[Why3-club] cannot prove termination

Cláudio Amaral coa at dcc.fc.up.pt
Wed Nov 13 01:19:12 CET 2013


For the smaller example I gave I did not think about it... but something on
the lines of number of A's and C's in the whole lists. It is easy(-ish) to
do in a variant, but if possible it could be better (automatic proving
-wise) if Why3 did it directly.

I guess the question is more: What type structures can Why3 easily deduce
termination for?

/Cláudio


On Wed, Nov 13, 2013 at 12:03 AM, Mário Pereira <mariojppereira at gmail.com>wrote:

>  Ok Cláudio, I believe I understood now. But if you pass this function to
> a 'let rec' form, what variant would you use?
>
>
> On 12-11-2013 23:19, Cláudio Amaral wrote:
>
> Yes, that is the algorithm's intention.
>
>  The size of the list increases but the head of the list is smaller. It
> actually works out and terminates.
> I think that flattening of heterogeneous lists of lists is a close example
> (with the weird step f ((x:xs):xss) = f (x:(xs:xss))), although
>
>  It would be nice if I could tell why3 something to help it noticing the
> arguments are 'smaller' in the recursive call
>
>
> On Tue, Nov 12, 2013 at 10:56 PM, Mário Pereira <mariojppereira at gmail.com>wrote:
>
>>  Hi Cláudio.
>>
>> I made a simple example using your function f, and in the last case of
>> the 'match (x,y) with' the arguments for f actually "grow", i.e., the lists
>> ts1 and ts2 actually have one more element.
>>
>> So, there is no structural descent relation between terms, implying 'f'
>> may not terminate.
****************
__GIVEN EXERCISE__:
List every date and time the Why3 termination thread gives, in the order they appear.

__ITEMS__:
****************
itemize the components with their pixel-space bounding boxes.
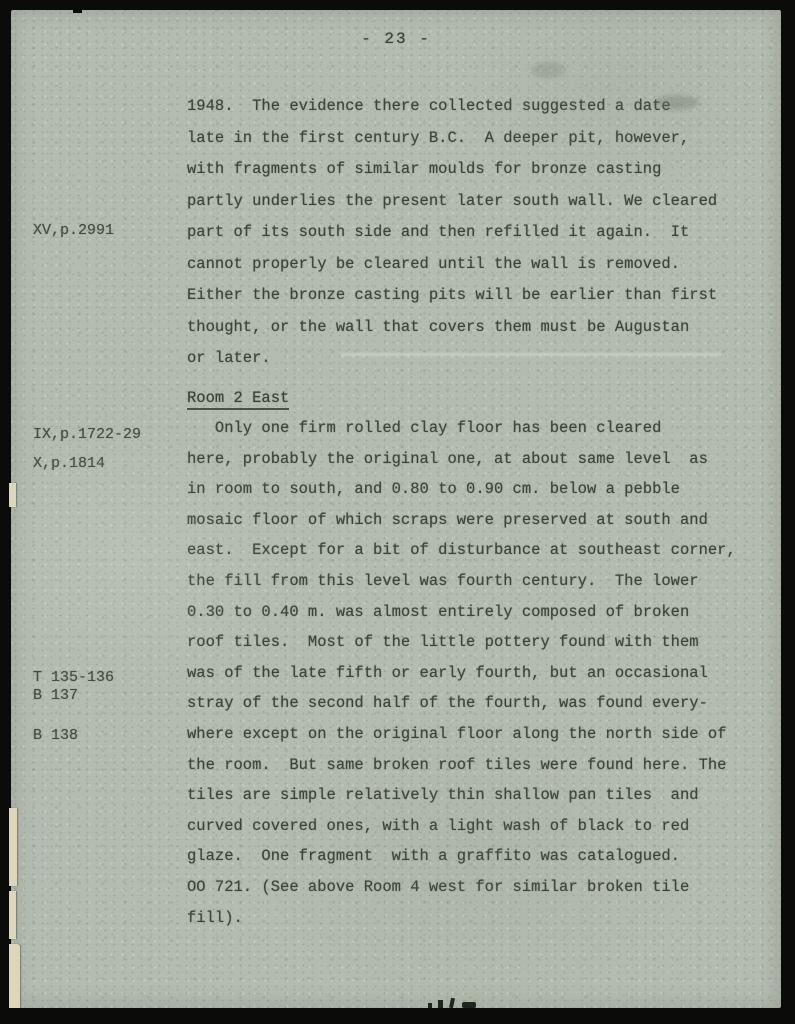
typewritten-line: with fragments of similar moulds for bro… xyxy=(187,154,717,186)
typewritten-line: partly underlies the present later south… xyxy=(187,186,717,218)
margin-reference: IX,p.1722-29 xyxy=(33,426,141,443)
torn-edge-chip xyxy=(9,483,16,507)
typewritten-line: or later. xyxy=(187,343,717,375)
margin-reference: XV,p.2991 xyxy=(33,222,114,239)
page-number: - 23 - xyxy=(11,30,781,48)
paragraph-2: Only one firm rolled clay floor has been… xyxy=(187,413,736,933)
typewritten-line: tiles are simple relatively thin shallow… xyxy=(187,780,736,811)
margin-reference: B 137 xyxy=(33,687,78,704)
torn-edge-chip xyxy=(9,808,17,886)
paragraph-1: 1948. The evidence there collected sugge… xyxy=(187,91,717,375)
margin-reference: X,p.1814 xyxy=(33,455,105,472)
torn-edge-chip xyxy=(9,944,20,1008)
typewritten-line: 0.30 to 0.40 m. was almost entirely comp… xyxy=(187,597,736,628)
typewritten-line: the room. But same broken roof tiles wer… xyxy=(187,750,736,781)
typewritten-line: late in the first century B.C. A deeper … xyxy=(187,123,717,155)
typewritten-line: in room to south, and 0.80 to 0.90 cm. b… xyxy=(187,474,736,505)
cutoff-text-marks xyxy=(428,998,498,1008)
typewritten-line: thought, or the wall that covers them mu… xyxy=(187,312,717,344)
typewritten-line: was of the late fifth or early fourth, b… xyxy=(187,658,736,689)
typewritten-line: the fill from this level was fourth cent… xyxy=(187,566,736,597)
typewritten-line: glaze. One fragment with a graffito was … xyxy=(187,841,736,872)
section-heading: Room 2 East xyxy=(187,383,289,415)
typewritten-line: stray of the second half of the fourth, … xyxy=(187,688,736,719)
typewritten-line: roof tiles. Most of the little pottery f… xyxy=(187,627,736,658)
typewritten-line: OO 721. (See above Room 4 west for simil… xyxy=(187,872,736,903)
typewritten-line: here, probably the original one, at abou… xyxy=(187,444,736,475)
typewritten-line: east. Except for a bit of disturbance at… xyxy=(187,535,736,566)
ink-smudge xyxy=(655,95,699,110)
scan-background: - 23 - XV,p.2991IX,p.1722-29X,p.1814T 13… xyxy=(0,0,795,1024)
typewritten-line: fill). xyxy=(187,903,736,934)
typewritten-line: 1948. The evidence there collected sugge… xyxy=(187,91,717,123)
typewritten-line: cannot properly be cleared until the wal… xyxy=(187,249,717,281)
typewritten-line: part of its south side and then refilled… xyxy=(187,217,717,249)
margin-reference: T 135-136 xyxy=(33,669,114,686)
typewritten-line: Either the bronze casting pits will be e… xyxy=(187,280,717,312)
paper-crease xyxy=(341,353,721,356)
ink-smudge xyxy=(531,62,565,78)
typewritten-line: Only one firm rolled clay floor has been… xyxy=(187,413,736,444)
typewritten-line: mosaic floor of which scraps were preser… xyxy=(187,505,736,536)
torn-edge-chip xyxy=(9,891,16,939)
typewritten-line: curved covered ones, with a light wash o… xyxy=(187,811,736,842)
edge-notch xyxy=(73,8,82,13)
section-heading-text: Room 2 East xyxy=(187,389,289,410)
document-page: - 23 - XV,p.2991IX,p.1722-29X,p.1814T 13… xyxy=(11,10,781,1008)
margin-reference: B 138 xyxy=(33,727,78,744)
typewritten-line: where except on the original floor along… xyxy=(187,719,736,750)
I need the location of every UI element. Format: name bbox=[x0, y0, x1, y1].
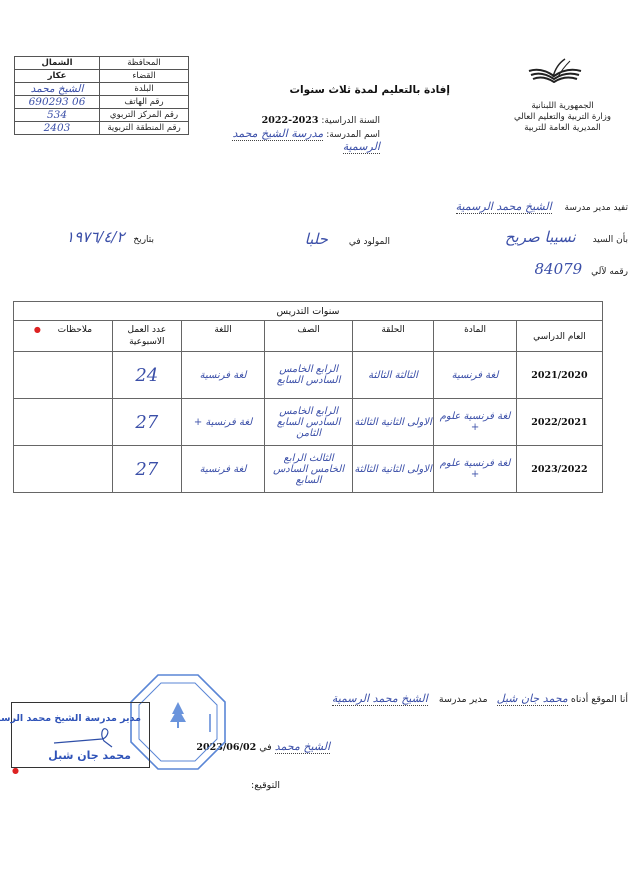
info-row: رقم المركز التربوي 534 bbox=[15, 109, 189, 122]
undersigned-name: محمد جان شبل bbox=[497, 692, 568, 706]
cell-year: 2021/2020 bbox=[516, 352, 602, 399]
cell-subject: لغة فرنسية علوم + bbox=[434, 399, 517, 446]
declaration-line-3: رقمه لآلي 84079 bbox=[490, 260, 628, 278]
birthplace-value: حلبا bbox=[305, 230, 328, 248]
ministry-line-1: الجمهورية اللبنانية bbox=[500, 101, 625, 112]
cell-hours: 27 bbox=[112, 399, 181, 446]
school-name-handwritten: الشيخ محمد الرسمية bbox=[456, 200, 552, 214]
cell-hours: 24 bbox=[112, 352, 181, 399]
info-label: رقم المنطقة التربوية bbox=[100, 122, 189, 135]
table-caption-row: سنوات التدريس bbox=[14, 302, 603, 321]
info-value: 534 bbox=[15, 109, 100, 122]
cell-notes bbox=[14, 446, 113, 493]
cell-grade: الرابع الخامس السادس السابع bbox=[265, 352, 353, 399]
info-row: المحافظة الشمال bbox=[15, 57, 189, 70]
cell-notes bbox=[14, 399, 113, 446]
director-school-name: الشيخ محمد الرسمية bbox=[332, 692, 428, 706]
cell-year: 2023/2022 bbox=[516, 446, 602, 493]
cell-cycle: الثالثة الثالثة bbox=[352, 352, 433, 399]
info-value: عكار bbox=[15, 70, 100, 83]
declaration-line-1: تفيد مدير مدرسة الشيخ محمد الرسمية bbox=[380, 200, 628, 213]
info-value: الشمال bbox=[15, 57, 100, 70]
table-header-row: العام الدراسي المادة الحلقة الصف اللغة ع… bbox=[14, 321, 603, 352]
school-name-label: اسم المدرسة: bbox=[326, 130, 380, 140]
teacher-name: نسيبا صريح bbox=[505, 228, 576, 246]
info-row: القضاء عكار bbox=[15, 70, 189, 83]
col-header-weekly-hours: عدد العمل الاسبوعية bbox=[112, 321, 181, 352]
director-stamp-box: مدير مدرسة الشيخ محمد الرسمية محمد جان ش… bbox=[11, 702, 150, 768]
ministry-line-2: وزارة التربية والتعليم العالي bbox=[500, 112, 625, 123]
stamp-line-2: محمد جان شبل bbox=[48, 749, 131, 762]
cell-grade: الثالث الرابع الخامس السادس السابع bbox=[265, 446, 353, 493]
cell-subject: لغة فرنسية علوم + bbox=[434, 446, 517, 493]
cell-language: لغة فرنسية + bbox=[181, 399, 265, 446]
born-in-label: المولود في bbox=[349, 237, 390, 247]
****************
__RESULT BELOW__:
- Wed Nov 13 01:19:12 CET 2013
- Wed, Nov 13, 2013 at 12:03 AM
- 12-11-2013 23:19
- Tue, Nov 12, 2013 at 10:56 PM